**Supplied records**
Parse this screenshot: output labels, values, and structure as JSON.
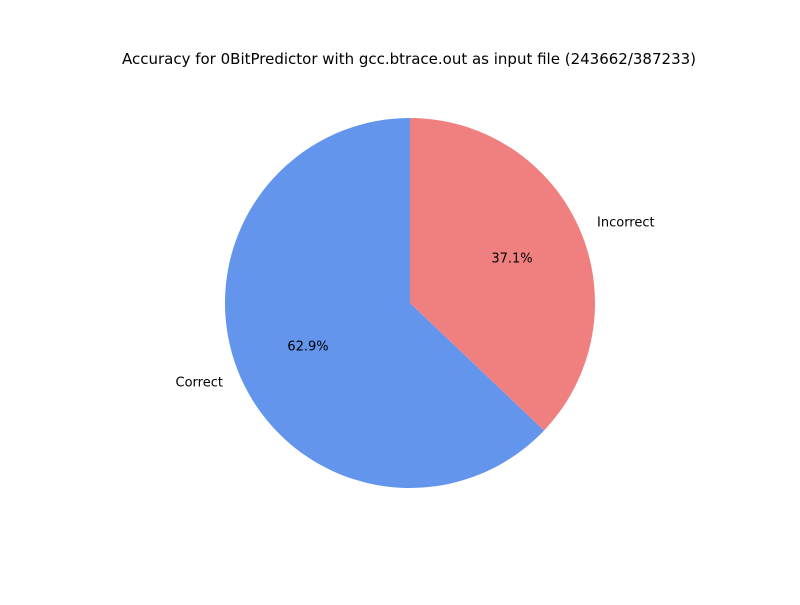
{
  "chart_data": {
    "type": "pie",
    "title": "Accuracy for 0BitPredictor with gcc.btrace.out as input file (243662/387233)",
    "slices": [
      {
        "label": "Correct",
        "value": 62.9,
        "pct_label": "62.9%",
        "color": "#6495ED"
      },
      {
        "label": "Incorrect",
        "value": 37.1,
        "pct_label": "37.1%",
        "color": "#F08080"
      }
    ],
    "start_angle_deg": 90,
    "direction": "counterclockwise",
    "legend": "none"
  }
}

**Short problem**
Quote every record above exactly, leaving out the pictures.

**Exercise output**
Parse this screenshot: output labels, values, and structure as JSON.
{
  "chart_data": {
    "type": "pie",
    "title": "Accuracy for 0BitPredictor with gcc.btrace.out as input file (243662/387233)",
    "slices": [
      {
        "label": "Correct",
        "value": 62.9,
        "pct_label": "62.9%",
        "color": "#6495ED"
      },
      {
        "label": "Incorrect",
        "value": 37.1,
        "pct_label": "37.1%",
        "color": "#F08080"
      }
    ],
    "start_angle_deg": 90,
    "direction": "counterclockwise",
    "legend": "none"
  }
}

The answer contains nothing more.